--- start DATA FOR THIS EXERCISE ---

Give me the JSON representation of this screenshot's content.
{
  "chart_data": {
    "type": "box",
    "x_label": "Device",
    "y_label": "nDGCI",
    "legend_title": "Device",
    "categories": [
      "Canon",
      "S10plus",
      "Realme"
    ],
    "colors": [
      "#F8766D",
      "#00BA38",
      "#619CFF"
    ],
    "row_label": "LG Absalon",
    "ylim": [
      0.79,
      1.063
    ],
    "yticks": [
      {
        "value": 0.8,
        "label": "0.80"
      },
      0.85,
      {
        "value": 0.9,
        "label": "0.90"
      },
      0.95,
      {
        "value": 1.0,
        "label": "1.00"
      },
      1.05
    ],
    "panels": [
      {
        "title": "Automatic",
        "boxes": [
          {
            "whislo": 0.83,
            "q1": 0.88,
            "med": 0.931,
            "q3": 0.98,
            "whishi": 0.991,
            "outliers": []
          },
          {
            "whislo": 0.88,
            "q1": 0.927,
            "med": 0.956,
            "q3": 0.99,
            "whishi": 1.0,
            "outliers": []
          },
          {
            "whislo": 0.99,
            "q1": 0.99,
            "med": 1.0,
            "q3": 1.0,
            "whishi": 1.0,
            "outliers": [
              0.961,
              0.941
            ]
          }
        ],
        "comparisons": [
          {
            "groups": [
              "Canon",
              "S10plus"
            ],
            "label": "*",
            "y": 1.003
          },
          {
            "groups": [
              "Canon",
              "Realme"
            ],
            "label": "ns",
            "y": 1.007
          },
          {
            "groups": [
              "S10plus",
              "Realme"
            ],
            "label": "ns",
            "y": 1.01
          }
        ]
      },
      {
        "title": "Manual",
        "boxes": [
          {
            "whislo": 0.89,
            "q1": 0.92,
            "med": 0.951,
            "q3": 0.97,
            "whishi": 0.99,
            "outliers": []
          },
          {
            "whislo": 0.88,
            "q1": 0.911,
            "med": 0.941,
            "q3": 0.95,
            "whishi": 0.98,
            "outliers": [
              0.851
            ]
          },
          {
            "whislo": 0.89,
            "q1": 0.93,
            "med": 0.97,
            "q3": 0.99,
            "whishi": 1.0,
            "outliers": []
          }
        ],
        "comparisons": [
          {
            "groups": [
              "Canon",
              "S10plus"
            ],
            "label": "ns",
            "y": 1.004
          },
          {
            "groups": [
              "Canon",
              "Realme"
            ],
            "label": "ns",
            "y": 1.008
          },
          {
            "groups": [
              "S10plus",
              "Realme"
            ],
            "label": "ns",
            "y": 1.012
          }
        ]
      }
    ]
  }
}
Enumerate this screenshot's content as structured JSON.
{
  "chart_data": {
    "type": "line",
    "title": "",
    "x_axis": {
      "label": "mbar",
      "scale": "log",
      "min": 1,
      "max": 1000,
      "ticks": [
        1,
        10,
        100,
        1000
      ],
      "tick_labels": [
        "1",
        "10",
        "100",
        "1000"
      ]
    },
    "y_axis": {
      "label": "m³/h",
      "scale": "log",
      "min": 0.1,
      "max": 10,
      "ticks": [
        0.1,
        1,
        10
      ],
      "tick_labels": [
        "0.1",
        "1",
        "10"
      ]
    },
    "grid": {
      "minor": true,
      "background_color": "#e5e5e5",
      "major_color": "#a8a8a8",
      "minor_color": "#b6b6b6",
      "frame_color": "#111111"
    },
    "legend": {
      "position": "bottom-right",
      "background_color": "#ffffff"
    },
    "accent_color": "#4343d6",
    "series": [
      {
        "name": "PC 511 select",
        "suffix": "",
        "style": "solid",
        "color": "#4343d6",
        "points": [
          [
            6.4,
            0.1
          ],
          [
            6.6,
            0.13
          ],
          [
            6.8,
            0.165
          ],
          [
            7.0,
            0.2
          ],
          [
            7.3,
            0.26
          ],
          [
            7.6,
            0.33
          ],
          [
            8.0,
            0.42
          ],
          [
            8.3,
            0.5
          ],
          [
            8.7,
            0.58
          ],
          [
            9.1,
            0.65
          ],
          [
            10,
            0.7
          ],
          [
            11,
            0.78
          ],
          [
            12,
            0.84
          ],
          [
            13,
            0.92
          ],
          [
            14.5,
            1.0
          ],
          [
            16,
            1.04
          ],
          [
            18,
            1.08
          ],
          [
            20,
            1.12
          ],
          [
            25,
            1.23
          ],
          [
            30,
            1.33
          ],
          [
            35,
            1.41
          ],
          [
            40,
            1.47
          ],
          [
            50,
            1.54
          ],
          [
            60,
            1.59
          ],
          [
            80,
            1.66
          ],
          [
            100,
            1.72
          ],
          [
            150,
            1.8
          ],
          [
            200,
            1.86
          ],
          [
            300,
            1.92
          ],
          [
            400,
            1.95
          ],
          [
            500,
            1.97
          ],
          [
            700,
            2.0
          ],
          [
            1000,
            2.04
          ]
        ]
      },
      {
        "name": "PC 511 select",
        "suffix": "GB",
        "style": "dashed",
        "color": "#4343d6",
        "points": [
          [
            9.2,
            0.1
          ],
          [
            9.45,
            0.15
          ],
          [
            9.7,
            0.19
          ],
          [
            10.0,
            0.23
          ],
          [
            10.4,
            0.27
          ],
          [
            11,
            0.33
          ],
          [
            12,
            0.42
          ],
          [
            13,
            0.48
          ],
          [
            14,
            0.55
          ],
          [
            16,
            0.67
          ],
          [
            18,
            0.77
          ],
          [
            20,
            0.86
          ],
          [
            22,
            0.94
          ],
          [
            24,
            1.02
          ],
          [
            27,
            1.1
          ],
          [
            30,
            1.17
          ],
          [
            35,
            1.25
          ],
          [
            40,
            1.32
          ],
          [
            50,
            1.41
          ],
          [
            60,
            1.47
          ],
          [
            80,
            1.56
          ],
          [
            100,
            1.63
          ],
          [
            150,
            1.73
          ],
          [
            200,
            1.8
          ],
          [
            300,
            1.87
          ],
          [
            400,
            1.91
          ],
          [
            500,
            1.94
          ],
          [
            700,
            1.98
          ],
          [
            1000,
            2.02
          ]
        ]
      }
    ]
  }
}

--- end DATA FOR THIS EXERCISE ---

=== WORK TO DO ===
Extract all of the data shown above and repeat it verbatim.

=== WRITTEN RESPONSE ===
Give me the JSON representation of this screenshot's content.
{
  "chart_data": {
    "type": "box",
    "x_label": "Device",
    "y_label": "nDGCI",
    "legend_title": "Device",
    "categories": [
      "Canon",
      "S10plus",
      "Realme"
    ],
    "colors": [
      "#F8766D",
      "#00BA38",
      "#619CFF"
    ],
    "row_label": "LG Absalon",
    "ylim": [
      0.79,
      1.063
    ],
    "yticks": [
      {
        "value": 0.8,
        "label": "0.80"
      },
      0.85,
      {
        "value": 0.9,
        "label": "0.90"
      },
      0.95,
      {
        "value": 1.0,
        "label": "1.00"
      },
      1.05
    ],
    "panels": [
      {
        "title": "Automatic",
        "boxes": [
          {
            "whislo": 0.83,
            "q1": 0.88,
            "med": 0.931,
            "q3": 0.98,
            "whishi": 0.991,
            "outliers": []
          },
          {
            "whislo": 0.88,
            "q1": 0.927,
            "med": 0.956,
            "q3": 0.99,
            "whishi": 1.0,
            "outliers": []
          },
          {
            "whislo": 0.99,
            "q1": 0.99,
            "med": 1.0,
            "q3": 1.0,
            "whishi": 1.0,
            "outliers": [
              0.961,
              0.941
            ]
          }
        ],
        "comparisons": [
          {
            "groups": [
              "Canon",
              "S10plus"
            ],
            "label": "*",
            "y": 1.003
          },
          {
            "groups": [
              "Canon",
              "Realme"
            ],
            "label": "ns",
            "y": 1.007
          },
          {
            "groups": [
              "S10plus",
              "Realme"
            ],
            "label": "ns",
            "y": 1.01
          }
        ]
      },
      {
        "title": "Manual",
        "boxes": [
          {
            "whislo": 0.89,
            "q1": 0.92,
            "med": 0.951,
            "q3": 0.97,
            "whishi": 0.99,
            "outliers": []
          },
          {
            "whislo": 0.88,
            "q1": 0.911,
            "med": 0.941,
            "q3": 0.95,
            "whishi": 0.98,
            "outliers": [
              0.851
            ]
          },
          {
            "whislo": 0.89,
            "q1": 0.93,
            "med": 0.97,
            "q3": 0.99,
            "whishi": 1.0,
            "outliers": []
          }
        ],
        "comparisons": [
          {
            "groups": [
              "Canon",
              "S10plus"
            ],
            "label": "ns",
            "y": 1.004
          },
          {
            "groups": [
              "Canon",
              "Realme"
            ],
            "label": "ns",
            "y": 1.008
          },
          {
            "groups": [
              "S10plus",
              "Realme"
            ],
            "label": "ns",
            "y": 1.012
          }
        ]
      }
    ]
  }
}
Enumerate this screenshot's content as structured JSON.
{
  "chart_data": {
    "type": "line",
    "title": "",
    "x_axis": {
      "label": "mbar",
      "scale": "log",
      "min": 1,
      "max": 1000,
      "ticks": [
        1,
        10,
        100,
        1000
      ],
      "tick_labels": [
        "1",
        "10",
        "100",
        "1000"
      ]
    },
    "y_axis": {
      "label": "m³/h",
      "scale": "log",
      "min": 0.1,
      "max": 10,
      "ticks": [
        0.1,
        1,
        10
      ],
      "tick_labels": [
        "0.1",
        "1",
        "10"
      ]
    },
    "grid": {
      "minor": true,
      "background_color": "#e5e5e5",
      "major_color": "#a8a8a8",
      "minor_color": "#b6b6b6",
      "frame_color": "#111111"
    },
    "legend": {
      "position": "bottom-right",
      "background_color": "#ffffff"
    },
    "accent_color": "#4343d6",
    "series": [
      {
        "name": "PC 511 select",
        "suffix": "",
        "style": "solid",
        "color": "#4343d6",
        "points": [
          [
            6.4,
            0.1
          ],
          [
            6.6,
            0.13
          ],
          [
            6.8,
            0.165
          ],
          [
            7.0,
            0.2
          ],
          [
            7.3,
            0.26
          ],
          [
            7.6,
            0.33
          ],
          [
            8.0,
            0.42
          ],
          [
            8.3,
            0.5
          ],
          [
            8.7,
            0.58
          ],
          [
            9.1,
            0.65
          ],
          [
            10,
            0.7
          ],
          [
            11,
            0.78
          ],
          [
            12,
            0.84
          ],
          [
            13,
            0.92
          ],
          [
            14.5,
            1.0
          ],
          [
            16,
            1.04
          ],
          [
            18,
            1.08
          ],
          [
            20,
            1.12
          ],
          [
            25,
            1.23
          ],
          [
            30,
            1.33
          ],
          [
            35,
            1.41
          ],
          [
            40,
            1.47
          ],
          [
            50,
            1.54
          ],
          [
            60,
            1.59
          ],
          [
            80,
            1.66
          ],
          [
            100,
            1.72
          ],
          [
            150,
            1.8
          ],
          [
            200,
            1.86
          ],
          [
            300,
            1.92
          ],
          [
            400,
            1.95
          ],
          [
            500,
            1.97
          ],
          [
            700,
            2.0
          ],
          [
            1000,
            2.04
          ]
        ]
      },
      {
        "name": "PC 511 select",
        "suffix": "GB",
        "style": "dashed",
        "color": "#4343d6",
        "points": [
          [
            9.2,
            0.1
          ],
          [
            9.45,
            0.15
          ],
          [
            9.7,
            0.19
          ],
          [
            10.0,
            0.23
          ],
          [
            10.4,
            0.27
          ],
          [
            11,
            0.33
          ],
          [
            12,
            0.42
          ],
          [
            13,
            0.48
          ],
          [
            14,
            0.55
          ],
          [
            16,
            0.67
          ],
          [
            18,
            0.77
          ],
          [
            20,
            0.86
          ],
          [
            22,
            0.94
          ],
          [
            24,
            1.02
          ],
          [
            27,
            1.1
          ],
          [
            30,
            1.17
          ],
          [
            35,
            1.25
          ],
          [
            40,
            1.32
          ],
          [
            50,
            1.41
          ],
          [
            60,
            1.47
          ],
          [
            80,
            1.56
          ],
          [
            100,
            1.63
          ],
          [
            150,
            1.73
          ],
          [
            200,
            1.8
          ],
          [
            300,
            1.87
          ],
          [
            400,
            1.91
          ],
          [
            500,
            1.94
          ],
          [
            700,
            1.98
          ],
          [
            1000,
            2.02
          ]
        ]
      }
    ]
  }
}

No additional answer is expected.